[Opening PASSAGE FOR REVIEW section]

Wallace’s concern, which has come to be known as "Wallace's Problem," assumed that language evolved as a unitary entity. It is now widely recognized, however, that language did not emerge full-blown. Words had to evolve before grammar. If Wallace focused on words instead of language, the problem would have become, how were words selected from animal communication? That’s a much simpler question than, how was grammar selected?
Noam Chomsky, the world’s foremost linguist, attempted to finesse Wallace’s problem by simplifying grammar to a single operation and claiming that grammar resulted from a recent mutation, a secondary principle of evolution (Berwick & Chomsky, 2014). Mutations result from random changes in an organism’s DNA.
Chomsky’s hypothesis suffers from two major flaws. The first is that grammar presupposes the existence of words. As Chomsky often reminds us, grammar makes it possible to create an infinite number of meanings by combining a finite number of words. Yet the mutation that Chomsky hypothesized made no provision for words.
Even if it did, a mutation that produced even a simple grammar would be orders of magnitude more complex than any known mutation. In short, a miracle.
To address Wallace's problem, it is necessary to show how the evolution of words was necessary for a species’ survival. Derek Bickerton, an English-born American linguist, suggested they could have originated in Homo erectus’ quest for meat (Bickerton, 2014).
To satisfy the caloric needs of their larger brains, three times the size of a chimpanzee’s, Homo erectus required meat as its primary food source. A Homo erectus scout, who found an animal who had died naturally or who was killed by a predator, had to recruit distant colleagues, who could not see the animal, to fend off rival scavengers and help in its butchery. To do that, the scout had to communicate the nature of the carcass and its location. That could only be done by “displaced reference,” a feature of language that refers to objects that can’t be seen by others.
For that kind of communication to have occurred, Homo erectus would have had to become more cooperative than chimpanzees. After an infant chimpanzee is born, its mother won’t allow anyone else to approach it for at least six months. Sarah Hrdy, an American anthropologist and primatologist, hypothesized that the necessary increment in cooperation resulted from collective breeding (Hrdy, 2009).

[Closing PASSAGE FOR REVIEW section]

[EXERCISE]
Answer these from the passage on how language evolved:
1. What does the passage say had to evolve before grammar?
2. How many times the size of a chimpanzee's brain were Homo erectus brains?
3. For how long will a chimpanzee mother keep anyone else from approaching her newborn?
Nothing in the listing is needed here.

[Opening RECORDS SUPPLIED section]

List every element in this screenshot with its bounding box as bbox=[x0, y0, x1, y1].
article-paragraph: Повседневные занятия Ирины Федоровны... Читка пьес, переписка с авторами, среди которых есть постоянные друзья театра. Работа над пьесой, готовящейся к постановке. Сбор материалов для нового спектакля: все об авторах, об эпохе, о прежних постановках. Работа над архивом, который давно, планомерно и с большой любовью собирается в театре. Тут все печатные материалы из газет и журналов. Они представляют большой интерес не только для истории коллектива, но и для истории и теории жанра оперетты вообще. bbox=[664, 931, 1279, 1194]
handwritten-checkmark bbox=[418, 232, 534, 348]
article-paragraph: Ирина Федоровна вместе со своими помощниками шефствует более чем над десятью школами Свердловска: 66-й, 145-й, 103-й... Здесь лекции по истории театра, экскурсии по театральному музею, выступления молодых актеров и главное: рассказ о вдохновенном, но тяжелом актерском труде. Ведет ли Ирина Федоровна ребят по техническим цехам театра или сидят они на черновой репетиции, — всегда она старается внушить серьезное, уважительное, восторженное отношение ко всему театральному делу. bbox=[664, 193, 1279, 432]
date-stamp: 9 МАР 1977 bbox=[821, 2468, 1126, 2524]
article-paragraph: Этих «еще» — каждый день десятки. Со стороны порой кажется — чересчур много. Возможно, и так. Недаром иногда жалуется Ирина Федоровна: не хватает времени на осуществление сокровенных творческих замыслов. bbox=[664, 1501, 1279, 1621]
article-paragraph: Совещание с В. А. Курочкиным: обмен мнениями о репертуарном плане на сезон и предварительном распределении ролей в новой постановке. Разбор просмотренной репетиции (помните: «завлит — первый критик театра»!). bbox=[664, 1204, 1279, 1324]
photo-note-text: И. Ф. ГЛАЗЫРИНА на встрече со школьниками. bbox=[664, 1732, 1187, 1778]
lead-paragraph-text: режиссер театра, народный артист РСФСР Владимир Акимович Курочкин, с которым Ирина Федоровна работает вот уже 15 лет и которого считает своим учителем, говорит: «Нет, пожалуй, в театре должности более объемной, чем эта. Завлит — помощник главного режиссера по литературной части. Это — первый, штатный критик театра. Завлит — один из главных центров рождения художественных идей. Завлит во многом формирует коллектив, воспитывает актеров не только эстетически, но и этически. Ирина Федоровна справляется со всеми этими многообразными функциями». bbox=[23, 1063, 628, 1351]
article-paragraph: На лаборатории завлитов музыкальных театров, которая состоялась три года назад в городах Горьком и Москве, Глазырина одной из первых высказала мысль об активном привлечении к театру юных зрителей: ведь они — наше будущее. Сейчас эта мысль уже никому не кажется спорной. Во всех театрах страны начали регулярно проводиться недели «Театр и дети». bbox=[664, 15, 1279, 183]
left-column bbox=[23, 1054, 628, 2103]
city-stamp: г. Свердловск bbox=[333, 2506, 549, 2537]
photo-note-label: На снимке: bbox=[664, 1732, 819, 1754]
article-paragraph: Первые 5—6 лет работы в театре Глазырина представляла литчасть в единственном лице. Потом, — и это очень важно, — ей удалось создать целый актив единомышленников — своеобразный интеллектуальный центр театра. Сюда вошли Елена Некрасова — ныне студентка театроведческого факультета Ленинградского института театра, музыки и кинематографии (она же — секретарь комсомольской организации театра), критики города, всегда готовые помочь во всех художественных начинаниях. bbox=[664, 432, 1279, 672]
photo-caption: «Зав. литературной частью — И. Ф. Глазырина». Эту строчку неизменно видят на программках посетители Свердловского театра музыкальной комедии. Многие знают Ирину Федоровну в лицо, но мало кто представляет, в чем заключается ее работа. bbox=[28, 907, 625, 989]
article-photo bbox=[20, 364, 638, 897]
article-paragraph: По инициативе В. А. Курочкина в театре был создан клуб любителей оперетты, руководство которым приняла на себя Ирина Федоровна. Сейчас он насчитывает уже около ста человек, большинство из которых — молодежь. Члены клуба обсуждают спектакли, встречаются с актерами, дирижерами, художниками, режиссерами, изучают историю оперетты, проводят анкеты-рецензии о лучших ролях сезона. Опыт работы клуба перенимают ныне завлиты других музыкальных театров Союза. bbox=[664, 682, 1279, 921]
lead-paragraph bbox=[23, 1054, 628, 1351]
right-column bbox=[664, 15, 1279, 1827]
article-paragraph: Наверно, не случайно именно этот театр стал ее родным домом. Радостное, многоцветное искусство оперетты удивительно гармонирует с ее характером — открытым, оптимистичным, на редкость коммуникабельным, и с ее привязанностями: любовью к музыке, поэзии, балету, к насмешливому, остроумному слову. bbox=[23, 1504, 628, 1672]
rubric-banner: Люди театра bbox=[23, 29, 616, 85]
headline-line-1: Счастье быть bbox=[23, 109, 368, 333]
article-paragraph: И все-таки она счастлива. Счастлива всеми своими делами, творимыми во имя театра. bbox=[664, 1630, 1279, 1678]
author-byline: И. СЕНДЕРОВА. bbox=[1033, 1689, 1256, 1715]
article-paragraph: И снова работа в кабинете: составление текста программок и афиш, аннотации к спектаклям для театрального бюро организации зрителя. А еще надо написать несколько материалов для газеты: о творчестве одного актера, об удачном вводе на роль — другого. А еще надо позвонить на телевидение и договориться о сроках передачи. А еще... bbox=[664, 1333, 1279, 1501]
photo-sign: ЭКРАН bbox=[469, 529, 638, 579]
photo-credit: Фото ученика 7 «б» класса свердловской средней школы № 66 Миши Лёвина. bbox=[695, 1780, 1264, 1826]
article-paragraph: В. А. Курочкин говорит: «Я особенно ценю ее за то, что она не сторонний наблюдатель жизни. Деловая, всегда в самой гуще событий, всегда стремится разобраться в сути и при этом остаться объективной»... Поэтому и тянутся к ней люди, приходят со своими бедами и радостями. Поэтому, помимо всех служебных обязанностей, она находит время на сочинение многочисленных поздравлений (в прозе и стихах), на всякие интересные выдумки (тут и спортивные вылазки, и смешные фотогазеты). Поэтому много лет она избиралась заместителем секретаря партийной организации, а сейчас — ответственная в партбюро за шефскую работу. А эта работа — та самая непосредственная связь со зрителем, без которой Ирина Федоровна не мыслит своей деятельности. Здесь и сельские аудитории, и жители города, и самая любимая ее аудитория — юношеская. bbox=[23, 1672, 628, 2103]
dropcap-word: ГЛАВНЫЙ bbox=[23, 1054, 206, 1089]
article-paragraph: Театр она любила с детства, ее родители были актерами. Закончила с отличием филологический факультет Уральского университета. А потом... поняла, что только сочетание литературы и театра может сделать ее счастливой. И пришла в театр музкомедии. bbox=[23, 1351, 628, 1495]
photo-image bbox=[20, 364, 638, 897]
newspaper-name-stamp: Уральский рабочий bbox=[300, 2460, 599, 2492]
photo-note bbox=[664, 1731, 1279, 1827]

[Closing RECORDS SUPPLIED section]

[ANSWER TO THE EXERCISE]
1. Words.
2. Three times.
3. At least six months.